> _Figure data in JSON_:
# # # # # # #

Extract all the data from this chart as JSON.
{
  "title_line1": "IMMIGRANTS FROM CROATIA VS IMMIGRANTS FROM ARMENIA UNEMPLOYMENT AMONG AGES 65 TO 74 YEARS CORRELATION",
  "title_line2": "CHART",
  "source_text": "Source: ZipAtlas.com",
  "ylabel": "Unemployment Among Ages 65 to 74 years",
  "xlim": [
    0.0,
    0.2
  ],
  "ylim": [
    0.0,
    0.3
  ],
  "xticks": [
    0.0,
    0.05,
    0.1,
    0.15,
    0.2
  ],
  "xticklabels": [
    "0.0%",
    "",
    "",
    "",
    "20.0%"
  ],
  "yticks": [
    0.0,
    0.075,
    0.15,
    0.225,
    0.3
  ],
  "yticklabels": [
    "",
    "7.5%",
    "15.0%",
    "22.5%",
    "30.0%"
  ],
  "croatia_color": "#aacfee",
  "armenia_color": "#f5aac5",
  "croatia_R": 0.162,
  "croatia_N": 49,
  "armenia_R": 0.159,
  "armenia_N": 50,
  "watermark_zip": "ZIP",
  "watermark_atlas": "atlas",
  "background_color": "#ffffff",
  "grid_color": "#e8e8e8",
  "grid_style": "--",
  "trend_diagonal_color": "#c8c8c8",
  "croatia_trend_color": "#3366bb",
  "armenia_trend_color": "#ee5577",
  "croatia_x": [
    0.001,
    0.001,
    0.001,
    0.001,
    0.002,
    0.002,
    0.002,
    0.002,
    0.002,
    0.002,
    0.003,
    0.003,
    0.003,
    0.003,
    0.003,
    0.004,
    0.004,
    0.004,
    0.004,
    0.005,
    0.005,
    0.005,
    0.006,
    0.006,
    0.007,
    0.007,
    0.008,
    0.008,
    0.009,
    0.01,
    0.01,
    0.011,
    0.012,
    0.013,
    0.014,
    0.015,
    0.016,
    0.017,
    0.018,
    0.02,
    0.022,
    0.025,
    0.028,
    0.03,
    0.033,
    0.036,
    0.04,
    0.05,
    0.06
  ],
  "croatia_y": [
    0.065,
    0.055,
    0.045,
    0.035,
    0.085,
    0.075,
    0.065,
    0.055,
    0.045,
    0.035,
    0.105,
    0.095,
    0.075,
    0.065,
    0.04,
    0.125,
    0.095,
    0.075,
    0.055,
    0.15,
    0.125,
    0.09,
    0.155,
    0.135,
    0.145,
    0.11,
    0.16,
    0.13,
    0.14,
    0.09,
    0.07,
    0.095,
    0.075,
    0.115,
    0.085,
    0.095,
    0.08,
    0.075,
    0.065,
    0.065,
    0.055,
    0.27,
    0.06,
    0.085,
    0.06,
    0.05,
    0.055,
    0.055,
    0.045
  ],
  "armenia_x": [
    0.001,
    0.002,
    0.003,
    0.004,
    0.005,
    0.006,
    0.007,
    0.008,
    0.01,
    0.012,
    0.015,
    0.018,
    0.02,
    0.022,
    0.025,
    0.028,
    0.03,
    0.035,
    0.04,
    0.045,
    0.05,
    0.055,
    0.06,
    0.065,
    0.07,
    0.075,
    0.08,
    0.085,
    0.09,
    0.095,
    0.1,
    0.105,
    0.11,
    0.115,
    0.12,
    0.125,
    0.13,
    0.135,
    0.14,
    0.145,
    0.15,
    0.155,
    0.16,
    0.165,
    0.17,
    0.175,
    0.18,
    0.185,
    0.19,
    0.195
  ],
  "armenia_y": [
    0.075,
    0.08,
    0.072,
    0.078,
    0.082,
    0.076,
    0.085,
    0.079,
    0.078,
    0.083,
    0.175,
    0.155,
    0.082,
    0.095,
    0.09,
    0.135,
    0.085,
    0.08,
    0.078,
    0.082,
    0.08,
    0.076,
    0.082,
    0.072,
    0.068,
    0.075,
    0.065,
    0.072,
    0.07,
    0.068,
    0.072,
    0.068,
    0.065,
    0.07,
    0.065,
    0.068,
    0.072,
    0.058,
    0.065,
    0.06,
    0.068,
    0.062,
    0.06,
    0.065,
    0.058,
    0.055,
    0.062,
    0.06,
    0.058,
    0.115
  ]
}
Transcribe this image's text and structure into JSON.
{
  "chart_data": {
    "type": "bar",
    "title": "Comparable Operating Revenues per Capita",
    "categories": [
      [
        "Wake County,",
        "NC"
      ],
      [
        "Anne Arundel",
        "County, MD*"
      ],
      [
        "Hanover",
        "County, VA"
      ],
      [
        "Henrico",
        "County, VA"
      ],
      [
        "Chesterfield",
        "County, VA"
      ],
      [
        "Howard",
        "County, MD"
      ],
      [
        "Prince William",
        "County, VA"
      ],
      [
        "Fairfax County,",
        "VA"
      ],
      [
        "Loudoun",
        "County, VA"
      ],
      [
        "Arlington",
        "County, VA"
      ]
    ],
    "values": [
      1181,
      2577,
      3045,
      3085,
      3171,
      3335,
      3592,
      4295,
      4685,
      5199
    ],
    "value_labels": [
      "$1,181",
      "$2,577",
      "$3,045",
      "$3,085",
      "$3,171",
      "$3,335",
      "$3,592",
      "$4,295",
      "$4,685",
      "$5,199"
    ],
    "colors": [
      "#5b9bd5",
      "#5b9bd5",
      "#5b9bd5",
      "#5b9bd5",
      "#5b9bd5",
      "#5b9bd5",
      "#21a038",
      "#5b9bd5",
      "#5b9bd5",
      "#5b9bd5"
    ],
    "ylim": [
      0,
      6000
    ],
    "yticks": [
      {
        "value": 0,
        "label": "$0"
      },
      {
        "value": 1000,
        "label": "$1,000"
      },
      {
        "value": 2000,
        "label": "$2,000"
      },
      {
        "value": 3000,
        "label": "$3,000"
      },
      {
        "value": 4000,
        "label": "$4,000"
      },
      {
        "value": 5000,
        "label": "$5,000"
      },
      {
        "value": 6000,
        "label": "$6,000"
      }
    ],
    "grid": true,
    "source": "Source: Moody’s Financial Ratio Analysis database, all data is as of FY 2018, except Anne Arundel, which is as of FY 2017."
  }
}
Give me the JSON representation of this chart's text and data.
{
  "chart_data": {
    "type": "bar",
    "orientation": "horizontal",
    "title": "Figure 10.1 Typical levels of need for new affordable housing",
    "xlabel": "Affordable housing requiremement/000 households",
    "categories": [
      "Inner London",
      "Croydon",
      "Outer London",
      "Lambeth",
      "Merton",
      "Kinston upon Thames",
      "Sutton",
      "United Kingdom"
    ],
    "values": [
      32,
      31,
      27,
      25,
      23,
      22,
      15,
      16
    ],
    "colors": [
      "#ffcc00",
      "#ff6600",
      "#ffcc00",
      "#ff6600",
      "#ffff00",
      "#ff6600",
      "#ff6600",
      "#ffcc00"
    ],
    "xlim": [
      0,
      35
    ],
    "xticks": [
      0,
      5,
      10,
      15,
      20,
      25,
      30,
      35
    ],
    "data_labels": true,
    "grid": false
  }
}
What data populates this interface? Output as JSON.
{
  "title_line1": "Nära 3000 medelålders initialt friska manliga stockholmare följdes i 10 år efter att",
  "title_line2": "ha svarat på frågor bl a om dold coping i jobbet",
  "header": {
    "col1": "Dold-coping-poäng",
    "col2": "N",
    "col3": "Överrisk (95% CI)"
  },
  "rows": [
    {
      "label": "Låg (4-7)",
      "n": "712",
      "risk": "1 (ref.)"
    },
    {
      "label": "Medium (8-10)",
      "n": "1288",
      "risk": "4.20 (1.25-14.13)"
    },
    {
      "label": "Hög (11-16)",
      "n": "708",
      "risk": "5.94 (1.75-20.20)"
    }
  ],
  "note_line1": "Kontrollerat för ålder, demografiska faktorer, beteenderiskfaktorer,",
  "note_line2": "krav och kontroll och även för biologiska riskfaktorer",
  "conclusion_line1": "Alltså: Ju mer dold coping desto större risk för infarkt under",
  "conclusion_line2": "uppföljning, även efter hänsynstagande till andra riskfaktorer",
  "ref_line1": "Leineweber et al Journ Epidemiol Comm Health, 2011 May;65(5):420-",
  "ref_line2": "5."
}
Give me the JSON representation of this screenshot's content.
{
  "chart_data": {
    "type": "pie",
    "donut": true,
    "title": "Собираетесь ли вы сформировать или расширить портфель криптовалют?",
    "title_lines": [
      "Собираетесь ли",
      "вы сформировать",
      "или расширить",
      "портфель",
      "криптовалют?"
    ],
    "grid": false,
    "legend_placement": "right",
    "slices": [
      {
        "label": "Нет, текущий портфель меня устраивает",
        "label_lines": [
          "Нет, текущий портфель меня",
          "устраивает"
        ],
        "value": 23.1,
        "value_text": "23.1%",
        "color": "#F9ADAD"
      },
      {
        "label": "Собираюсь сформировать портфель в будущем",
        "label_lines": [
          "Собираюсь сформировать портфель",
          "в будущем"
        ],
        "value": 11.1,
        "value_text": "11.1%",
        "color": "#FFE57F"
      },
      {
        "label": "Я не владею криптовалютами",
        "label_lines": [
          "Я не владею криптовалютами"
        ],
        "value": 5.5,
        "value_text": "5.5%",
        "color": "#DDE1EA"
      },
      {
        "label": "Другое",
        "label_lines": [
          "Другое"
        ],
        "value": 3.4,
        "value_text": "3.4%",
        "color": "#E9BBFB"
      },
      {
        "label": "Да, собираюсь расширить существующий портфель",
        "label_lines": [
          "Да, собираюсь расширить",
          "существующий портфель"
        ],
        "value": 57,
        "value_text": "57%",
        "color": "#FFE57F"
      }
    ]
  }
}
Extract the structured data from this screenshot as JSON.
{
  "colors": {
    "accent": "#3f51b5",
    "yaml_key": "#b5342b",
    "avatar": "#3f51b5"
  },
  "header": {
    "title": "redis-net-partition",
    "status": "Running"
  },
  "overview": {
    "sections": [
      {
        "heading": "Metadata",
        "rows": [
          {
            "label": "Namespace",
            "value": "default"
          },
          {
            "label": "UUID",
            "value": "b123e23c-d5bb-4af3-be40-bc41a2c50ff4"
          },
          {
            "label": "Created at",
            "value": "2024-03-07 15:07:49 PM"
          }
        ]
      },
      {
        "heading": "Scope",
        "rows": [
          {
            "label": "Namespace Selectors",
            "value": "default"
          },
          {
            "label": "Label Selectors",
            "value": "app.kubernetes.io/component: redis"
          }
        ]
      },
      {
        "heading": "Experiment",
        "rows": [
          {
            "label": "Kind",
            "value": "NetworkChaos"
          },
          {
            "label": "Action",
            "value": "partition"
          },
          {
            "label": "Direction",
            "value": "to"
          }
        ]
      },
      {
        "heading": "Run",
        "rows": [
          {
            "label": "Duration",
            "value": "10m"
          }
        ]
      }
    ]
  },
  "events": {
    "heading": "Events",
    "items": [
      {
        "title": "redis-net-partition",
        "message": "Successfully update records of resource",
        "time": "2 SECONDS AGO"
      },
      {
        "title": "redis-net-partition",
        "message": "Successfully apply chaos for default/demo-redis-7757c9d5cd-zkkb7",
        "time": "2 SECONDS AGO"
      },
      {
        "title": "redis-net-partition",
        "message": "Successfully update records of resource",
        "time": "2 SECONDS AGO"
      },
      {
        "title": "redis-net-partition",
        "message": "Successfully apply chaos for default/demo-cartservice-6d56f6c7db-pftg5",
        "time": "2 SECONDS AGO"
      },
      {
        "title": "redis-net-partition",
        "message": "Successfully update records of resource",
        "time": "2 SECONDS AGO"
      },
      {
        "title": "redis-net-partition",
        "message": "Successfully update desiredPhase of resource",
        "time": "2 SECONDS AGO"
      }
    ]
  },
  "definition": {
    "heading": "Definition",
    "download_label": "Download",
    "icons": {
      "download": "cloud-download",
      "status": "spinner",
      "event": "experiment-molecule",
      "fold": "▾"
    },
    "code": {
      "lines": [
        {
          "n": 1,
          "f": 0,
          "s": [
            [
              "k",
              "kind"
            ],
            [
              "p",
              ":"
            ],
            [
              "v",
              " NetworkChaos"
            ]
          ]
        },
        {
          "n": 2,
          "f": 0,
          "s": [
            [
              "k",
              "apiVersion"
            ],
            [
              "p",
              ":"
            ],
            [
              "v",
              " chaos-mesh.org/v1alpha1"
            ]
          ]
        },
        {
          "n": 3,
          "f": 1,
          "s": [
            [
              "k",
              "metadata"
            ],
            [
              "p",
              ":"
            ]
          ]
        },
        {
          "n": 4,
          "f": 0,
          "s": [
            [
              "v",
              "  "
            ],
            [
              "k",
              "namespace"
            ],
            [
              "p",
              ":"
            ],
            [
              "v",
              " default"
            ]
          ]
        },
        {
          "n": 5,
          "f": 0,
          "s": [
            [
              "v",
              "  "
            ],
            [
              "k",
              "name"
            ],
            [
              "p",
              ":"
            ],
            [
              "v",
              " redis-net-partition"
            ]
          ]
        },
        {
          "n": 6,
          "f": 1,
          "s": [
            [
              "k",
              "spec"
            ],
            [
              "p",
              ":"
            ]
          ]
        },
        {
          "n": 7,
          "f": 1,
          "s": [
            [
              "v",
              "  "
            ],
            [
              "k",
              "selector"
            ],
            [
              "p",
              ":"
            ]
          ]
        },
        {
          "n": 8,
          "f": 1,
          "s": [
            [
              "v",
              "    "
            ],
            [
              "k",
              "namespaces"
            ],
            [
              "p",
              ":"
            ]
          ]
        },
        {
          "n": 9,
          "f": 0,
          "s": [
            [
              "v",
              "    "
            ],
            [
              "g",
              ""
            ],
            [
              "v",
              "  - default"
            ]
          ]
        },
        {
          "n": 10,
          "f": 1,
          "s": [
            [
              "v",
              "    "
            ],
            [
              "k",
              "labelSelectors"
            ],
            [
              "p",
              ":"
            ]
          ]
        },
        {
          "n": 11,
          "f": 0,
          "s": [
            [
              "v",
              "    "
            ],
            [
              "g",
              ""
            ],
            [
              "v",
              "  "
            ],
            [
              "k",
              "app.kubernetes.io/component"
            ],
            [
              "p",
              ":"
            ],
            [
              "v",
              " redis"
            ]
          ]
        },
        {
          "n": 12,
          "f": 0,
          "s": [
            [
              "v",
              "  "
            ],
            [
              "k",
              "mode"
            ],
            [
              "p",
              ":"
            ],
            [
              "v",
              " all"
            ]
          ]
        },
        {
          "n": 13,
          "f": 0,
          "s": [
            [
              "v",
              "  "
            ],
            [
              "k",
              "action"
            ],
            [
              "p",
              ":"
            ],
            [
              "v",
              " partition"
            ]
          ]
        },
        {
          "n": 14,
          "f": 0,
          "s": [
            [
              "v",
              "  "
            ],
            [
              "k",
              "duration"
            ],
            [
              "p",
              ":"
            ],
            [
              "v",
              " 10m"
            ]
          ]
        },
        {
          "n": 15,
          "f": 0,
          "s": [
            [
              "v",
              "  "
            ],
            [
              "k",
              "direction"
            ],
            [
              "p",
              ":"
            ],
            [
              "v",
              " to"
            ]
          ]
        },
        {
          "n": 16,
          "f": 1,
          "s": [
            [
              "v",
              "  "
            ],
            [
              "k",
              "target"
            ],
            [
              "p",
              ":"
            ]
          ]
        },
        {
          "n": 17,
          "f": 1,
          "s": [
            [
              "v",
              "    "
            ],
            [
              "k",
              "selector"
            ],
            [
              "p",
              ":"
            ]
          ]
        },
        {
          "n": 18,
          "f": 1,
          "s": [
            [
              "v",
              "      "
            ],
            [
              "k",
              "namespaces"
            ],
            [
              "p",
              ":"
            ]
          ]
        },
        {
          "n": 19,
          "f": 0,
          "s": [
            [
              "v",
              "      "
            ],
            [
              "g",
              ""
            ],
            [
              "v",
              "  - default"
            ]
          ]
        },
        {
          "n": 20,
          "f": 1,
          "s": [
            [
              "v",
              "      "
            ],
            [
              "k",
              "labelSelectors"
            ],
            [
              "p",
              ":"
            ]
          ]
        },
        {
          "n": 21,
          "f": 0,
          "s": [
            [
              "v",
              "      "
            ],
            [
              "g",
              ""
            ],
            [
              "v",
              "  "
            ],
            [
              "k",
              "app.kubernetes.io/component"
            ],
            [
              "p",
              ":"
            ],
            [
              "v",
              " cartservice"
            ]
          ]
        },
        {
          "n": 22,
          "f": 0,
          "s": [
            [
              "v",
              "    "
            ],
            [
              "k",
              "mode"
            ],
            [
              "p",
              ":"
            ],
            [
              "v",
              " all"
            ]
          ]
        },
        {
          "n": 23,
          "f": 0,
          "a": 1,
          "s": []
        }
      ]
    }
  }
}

# # # # # # #

> _EXERCISE TASK_:
Filter the entries above down to the lines containing the word "housing".

> _FULL ANSWER_:
    "title": "Figure 10.1 Typical levels of need for new affordable housing",
    "xlabel": "Affordable housing requiremement/000 households",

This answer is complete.